▶ **What to work on**:
Transcribe the records below exactly.

▶ **Provided information**:

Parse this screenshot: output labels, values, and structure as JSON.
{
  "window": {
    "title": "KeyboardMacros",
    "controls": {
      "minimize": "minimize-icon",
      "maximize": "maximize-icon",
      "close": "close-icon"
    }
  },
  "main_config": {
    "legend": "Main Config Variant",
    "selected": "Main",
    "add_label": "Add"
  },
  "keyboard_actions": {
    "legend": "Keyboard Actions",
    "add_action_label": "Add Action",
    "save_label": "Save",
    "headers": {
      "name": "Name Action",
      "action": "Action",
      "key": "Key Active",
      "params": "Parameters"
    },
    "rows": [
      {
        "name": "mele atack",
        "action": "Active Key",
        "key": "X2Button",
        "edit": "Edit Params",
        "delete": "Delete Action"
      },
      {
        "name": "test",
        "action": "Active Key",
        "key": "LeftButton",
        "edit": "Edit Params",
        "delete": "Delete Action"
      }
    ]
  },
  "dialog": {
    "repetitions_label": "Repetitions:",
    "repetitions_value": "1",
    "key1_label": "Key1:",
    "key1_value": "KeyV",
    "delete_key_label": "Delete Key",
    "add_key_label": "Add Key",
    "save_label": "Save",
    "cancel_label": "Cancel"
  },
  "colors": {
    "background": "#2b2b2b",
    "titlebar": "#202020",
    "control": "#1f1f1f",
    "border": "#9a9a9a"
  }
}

▶ **Solution to this task**:
Parse this screenshot: output labels, values, and structure as JSON.
{
  "window": {
    "title": "KeyboardMacros",
    "controls": {
      "minimize": "minimize-icon",
      "maximize": "maximize-icon",
      "close": "close-icon"
    }
  },
  "main_config": {
    "legend": "Main Config Variant",
    "selected": "Main",
    "add_label": "Add"
  },
  "keyboard_actions": {
    "legend": "Keyboard Actions",
    "add_action_label": "Add Action",
    "save_label": "Save",
    "headers": {
      "name": "Name Action",
      "action": "Action",
      "key": "Key Active",
      "params": "Parameters"
    },
    "rows": [
      {
        "name": "mele atack",
        "action": "Active Key",
        "key": "X2Button",
        "edit": "Edit Params",
        "delete": "Delete Action"
      },
      {
        "name": "test",
        "action": "Active Key",
        "key": "LeftButton",
        "edit": "Edit Params",
        "delete": "Delete Action"
      }
    ]
  },
  "dialog": {
    "repetitions_label": "Repetitions:",
    "repetitions_value": "1",
    "key1_label": "Key1:",
    "key1_value": "KeyV",
    "delete_key_label": "Delete Key",
    "add_key_label": "Add Key",
    "save_label": "Save",
    "cancel_label": "Cancel"
  },
  "colors": {
    "background": "#2b2b2b",
    "titlebar": "#202020",
    "control": "#1f1f1f",
    "border": "#9a9a9a"
  }
}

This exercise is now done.